> What is asked: Retype everything in the listing, leaving each line exactly as it is.
++++++++
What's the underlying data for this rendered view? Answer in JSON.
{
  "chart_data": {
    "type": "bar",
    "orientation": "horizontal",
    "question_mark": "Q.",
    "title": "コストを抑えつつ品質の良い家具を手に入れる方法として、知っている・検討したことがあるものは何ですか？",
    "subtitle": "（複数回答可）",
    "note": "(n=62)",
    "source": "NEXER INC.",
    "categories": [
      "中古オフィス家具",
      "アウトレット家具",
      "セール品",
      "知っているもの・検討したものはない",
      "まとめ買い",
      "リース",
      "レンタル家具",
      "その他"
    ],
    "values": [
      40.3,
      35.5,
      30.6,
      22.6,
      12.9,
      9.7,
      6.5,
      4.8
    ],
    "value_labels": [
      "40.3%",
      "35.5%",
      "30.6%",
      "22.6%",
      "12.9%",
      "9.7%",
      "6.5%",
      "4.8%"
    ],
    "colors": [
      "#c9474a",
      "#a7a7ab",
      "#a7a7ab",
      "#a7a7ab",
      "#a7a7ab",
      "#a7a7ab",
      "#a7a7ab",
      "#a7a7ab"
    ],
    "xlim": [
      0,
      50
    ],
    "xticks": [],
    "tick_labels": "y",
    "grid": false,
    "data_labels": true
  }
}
++++++++
> Expected answer:
What's the underlying data for this rendered view? Answer in JSON.
{
  "chart_data": {
    "type": "bar",
    "orientation": "horizontal",
    "question_mark": "Q.",
    "title": "コストを抑えつつ品質の良い家具を手に入れる方法として、知っている・検討したことがあるものは何ですか？",
    "subtitle": "（複数回答可）",
    "note": "(n=62)",
    "source": "NEXER INC.",
    "categories": [
      "中古オフィス家具",
      "アウトレット家具",
      "セール品",
      "知っているもの・検討したものはない",
      "まとめ買い",
      "リース",
      "レンタル家具",
      "その他"
    ],
    "values": [
      40.3,
      35.5,
      30.6,
      22.6,
      12.9,
      9.7,
      6.5,
      4.8
    ],
    "value_labels": [
      "40.3%",
      "35.5%",
      "30.6%",
      "22.6%",
      "12.9%",
      "9.7%",
      "6.5%",
      "4.8%"
    ],
    "colors": [
      "#c9474a",
      "#a7a7ab",
      "#a7a7ab",
      "#a7a7ab",
      "#a7a7ab",
      "#a7a7ab",
      "#a7a7ab",
      "#a7a7ab"
    ],
    "xlim": [
      0,
      50
    ],
    "xticks": [],
    "tick_labels": "y",
    "grid": false,
    "data_labels": true
  }
}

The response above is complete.